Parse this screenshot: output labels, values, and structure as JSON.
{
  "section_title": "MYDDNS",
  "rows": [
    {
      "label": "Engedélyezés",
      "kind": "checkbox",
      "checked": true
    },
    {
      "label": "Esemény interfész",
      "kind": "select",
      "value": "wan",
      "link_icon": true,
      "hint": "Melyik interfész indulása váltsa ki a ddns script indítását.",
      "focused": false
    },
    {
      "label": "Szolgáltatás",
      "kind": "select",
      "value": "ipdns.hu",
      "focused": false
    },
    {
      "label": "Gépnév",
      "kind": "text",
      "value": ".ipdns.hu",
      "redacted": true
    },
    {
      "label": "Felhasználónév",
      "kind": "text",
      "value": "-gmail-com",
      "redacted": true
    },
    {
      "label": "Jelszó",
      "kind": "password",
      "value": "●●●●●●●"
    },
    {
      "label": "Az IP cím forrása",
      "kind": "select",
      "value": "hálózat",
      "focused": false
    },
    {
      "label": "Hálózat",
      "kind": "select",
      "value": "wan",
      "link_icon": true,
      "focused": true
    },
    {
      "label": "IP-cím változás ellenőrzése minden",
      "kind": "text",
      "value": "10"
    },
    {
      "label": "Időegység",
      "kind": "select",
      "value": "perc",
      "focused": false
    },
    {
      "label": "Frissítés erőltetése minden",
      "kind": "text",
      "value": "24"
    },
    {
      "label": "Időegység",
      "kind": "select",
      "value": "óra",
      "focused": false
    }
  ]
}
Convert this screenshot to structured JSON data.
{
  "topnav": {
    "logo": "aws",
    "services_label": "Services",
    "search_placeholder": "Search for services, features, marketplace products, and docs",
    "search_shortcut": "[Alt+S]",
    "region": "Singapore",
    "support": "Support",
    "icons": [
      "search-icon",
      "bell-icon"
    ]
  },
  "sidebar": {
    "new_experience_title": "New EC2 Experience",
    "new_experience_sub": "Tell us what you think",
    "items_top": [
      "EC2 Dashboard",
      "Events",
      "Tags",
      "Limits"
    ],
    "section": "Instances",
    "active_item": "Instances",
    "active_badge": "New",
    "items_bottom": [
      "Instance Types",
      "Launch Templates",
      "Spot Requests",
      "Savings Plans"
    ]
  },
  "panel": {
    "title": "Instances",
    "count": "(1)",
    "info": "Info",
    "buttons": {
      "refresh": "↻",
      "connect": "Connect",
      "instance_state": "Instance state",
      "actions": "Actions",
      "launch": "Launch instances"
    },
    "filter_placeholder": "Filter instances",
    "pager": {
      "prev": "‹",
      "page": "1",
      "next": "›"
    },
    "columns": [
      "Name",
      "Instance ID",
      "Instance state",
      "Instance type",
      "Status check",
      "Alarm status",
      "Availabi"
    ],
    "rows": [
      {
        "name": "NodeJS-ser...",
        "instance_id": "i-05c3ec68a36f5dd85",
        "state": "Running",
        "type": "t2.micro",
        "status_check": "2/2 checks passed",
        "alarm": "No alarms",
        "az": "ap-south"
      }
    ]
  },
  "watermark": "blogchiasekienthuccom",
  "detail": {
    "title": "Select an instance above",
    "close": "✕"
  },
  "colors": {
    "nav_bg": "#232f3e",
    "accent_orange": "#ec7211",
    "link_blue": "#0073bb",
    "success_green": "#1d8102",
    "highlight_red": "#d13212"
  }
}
----------
_Challenge_: Go through the data and count each line that has the word "this", then give the total alone.

_Output_: 2